The request
Without the pictures, return all of the material exactly as written.
+ + +
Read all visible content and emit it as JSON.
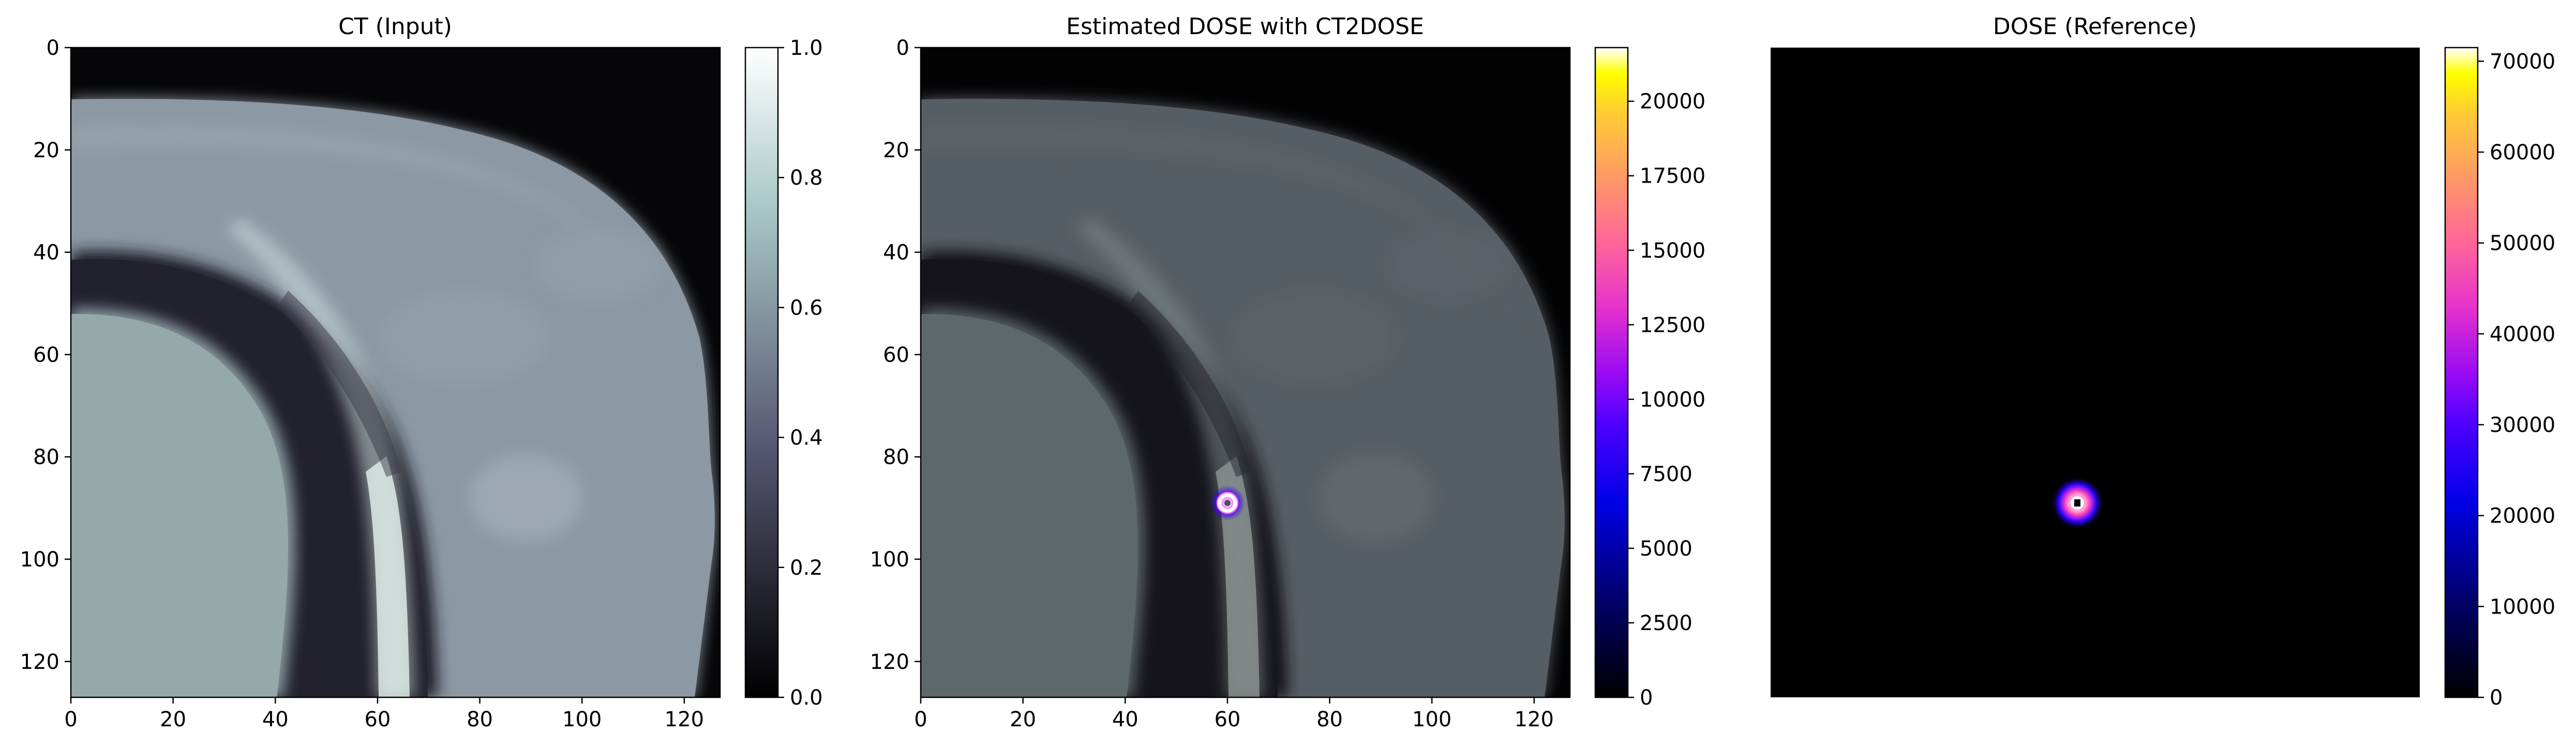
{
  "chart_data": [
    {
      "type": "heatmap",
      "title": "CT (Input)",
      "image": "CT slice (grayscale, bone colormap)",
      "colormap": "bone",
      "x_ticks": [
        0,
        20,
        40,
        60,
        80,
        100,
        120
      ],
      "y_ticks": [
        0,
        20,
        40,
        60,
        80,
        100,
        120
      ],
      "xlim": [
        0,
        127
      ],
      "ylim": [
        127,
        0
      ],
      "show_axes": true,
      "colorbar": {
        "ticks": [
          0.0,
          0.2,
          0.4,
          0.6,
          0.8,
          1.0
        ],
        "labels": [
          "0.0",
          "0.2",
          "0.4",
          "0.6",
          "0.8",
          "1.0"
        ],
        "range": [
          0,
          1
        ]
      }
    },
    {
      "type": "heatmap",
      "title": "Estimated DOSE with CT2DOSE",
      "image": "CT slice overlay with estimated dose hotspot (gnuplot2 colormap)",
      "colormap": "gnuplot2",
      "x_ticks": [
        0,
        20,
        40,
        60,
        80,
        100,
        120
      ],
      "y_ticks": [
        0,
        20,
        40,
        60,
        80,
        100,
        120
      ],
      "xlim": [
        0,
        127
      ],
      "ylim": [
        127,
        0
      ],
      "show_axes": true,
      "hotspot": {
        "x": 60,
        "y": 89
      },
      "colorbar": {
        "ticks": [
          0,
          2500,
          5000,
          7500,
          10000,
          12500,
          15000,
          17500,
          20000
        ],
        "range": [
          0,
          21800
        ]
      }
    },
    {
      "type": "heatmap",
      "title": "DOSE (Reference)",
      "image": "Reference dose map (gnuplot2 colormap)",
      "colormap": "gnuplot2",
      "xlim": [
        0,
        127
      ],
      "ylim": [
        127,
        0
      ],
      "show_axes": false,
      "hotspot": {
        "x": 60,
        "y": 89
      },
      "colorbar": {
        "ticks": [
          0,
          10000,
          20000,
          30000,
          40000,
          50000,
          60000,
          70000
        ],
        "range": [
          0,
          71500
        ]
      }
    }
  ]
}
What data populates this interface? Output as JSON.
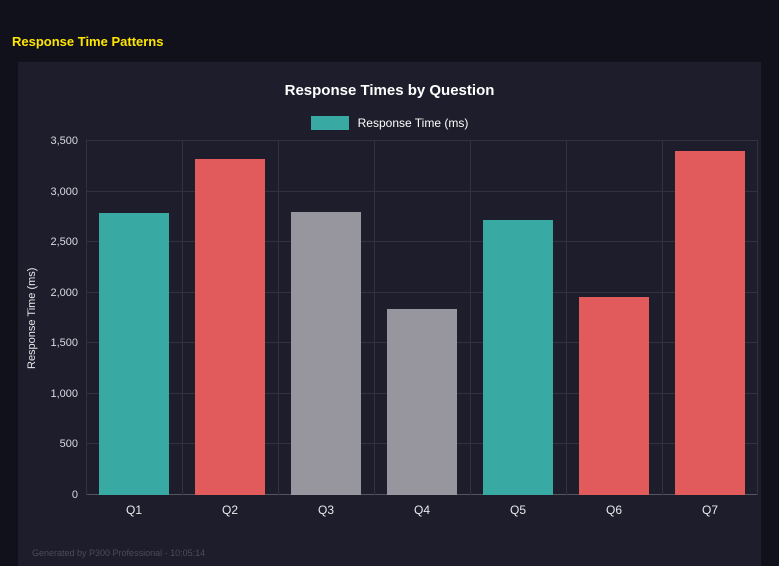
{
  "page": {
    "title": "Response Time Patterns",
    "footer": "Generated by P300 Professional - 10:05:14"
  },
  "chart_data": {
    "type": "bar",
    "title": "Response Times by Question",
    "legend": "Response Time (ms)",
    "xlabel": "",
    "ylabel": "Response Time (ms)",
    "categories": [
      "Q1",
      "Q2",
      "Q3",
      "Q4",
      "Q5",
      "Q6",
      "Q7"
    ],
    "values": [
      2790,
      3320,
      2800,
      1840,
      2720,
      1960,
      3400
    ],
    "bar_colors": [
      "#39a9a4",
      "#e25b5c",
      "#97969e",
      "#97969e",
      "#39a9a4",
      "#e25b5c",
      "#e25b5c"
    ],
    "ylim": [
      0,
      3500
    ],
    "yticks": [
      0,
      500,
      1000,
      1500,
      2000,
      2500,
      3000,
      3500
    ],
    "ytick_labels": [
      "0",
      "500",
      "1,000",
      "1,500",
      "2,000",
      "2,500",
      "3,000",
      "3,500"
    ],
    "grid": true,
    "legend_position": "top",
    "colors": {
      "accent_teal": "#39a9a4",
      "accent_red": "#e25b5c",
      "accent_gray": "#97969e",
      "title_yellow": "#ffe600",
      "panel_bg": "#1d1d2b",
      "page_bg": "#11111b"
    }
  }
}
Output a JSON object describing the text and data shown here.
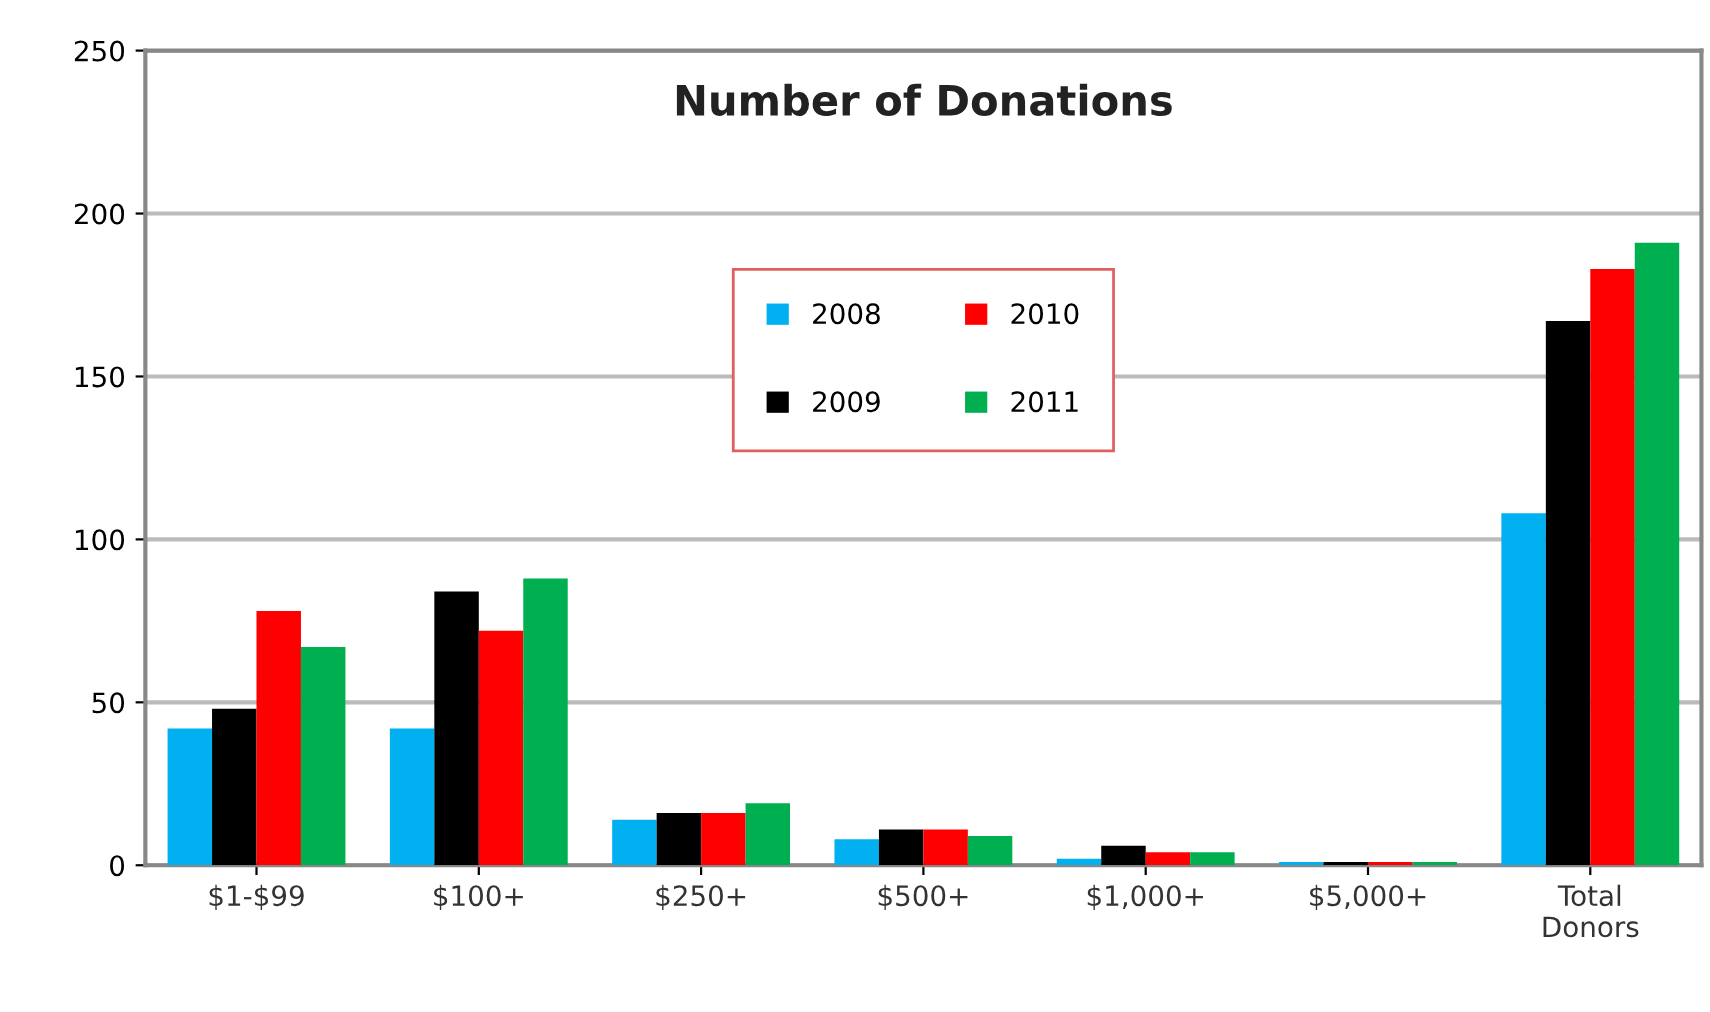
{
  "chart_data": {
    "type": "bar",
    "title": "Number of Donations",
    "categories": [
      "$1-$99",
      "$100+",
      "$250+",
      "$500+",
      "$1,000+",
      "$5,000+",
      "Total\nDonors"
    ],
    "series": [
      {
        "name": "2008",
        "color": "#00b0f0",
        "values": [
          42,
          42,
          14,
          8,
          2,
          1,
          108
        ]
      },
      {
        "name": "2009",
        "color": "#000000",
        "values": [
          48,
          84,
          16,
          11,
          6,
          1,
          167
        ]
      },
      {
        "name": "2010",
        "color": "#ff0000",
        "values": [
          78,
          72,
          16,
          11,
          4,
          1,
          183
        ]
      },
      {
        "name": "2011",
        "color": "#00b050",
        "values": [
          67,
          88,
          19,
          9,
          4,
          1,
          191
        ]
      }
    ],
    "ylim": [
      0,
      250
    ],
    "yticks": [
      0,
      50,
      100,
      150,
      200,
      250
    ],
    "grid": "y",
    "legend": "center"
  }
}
+ + +
In response
Read all visible content and emit it as JSON.
{
  "chart_data": [
    {
      "type": "heatmap",
      "title": "CT (Input)",
      "image": "CT slice (grayscale, bone colormap)",
      "colormap": "bone",
      "x_ticks": [
        0,
        20,
        40,
        60,
        80,
        100,
        120
      ],
      "y_ticks": [
        0,
        20,
        40,
        60,
        80,
        100,
        120
      ],
      "xlim": [
        0,
        127
      ],
      "ylim": [
        127,
        0
      ],
      "show_axes": true,
      "colorbar": {
        "ticks": [
          0.0,
          0.2,
          0.4,
          0.6,
          0.8,
          1.0
        ],
        "labels": [
          "0.0",
          "0.2",
          "0.4",
          "0.6",
          "0.8",
          "1.0"
        ],
        "range": [
          0,
          1
        ]
      }
    },
    {
      "type": "heatmap",
      "title": "Estimated DOSE with CT2DOSE",
      "image": "CT slice overlay with estimated dose hotspot (gnuplot2 colormap)",
      "colormap": "gnuplot2",
      "x_ticks": [
        0,
        20,
        40,
        60,
        80,
        100,
        120
      ],
      "y_ticks": [
        0,
        20,
        40,
        60,
        80,
        100,
        120
      ],
      "xlim": [
        0,
        127
      ],
      "ylim": [
        127,
        0
      ],
      "show_axes": true,
      "hotspot": {
        "x": 60,
        "y": 89
      },
      "colorbar": {
        "ticks": [
          0,
          2500,
          5000,
          7500,
          10000,
          12500,
          15000,
          17500,
          20000
        ],
        "range": [
          0,
          21800
        ]
      }
    },
    {
      "type": "heatmap",
      "title": "DOSE (Reference)",
      "image": "Reference dose map (gnuplot2 colormap)",
      "colormap": "gnuplot2",
      "xlim": [
        0,
        127
      ],
      "ylim": [
        127,
        0
      ],
      "show_axes": false,
      "hotspot": {
        "x": 60,
        "y": 89
      },
      "colorbar": {
        "ticks": [
          0,
          10000,
          20000,
          30000,
          40000,
          50000,
          60000,
          70000
        ],
        "range": [
          0,
          71500
        ]
      }
    }
  ]
}
What data populates this interface? Output as JSON.
{
  "page": {
    "title": "Response Time Patterns",
    "footer": "Generated by P300 Professional - 10:05:14"
  },
  "chart_data": {
    "type": "bar",
    "title": "Response Times by Question",
    "legend": "Response Time (ms)",
    "xlabel": "",
    "ylabel": "Response Time (ms)",
    "categories": [
      "Q1",
      "Q2",
      "Q3",
      "Q4",
      "Q5",
      "Q6",
      "Q7"
    ],
    "values": [
      2790,
      3320,
      2800,
      1840,
      2720,
      1960,
      3400
    ],
    "bar_colors": [
      "#39a9a4",
      "#e25b5c",
      "#97969e",
      "#97969e",
      "#39a9a4",
      "#e25b5c",
      "#e25b5c"
    ],
    "ylim": [
      0,
      3500
    ],
    "yticks": [
      0,
      500,
      1000,
      1500,
      2000,
      2500,
      3000,
      3500
    ],
    "ytick_labels": [
      "0",
      "500",
      "1,000",
      "1,500",
      "2,000",
      "2,500",
      "3,000",
      "3,500"
    ],
    "grid": true,
    "legend_position": "top",
    "colors": {
      "accent_teal": "#39a9a4",
      "accent_red": "#e25b5c",
      "accent_gray": "#97969e",
      "title_yellow": "#ffe600",
      "panel_bg": "#1d1d2b",
      "page_bg": "#11111b"
    }
  }
}
Output a JSON object describing the text and data shown here.
{
  "chart_data": {
    "type": "bar",
    "title": "Number of Donations",
    "categories": [
      "$1-$99",
      "$100+",
      "$250+",
      "$500+",
      "$1,000+",
      "$5,000+",
      "Total\nDonors"
    ],
    "series": [
      {
        "name": "2008",
        "color": "#00b0f0",
        "values": [
          42,
          42,
          14,
          8,
          2,
          1,
          108
        ]
      },
      {
        "name": "2009",
        "color": "#000000",
        "values": [
          48,
          84,
          16,
          11,
          6,
          1,
          167
        ]
      },
      {
        "name": "2010",
        "color": "#ff0000",
        "values": [
          78,
          72,
          16,
          11,
          4,
          1,
          183
        ]
      },
      {
        "name": "2011",
        "color": "#00b050",
        "values": [
          67,
          88,
          19,
          9,
          4,
          1,
          191
        ]
      }
    ],
    "ylim": [
      0,
      250
    ],
    "yticks": [
      0,
      50,
      100,
      150,
      200,
      250
    ],
    "grid": "y",
    "legend": "center"
  }
}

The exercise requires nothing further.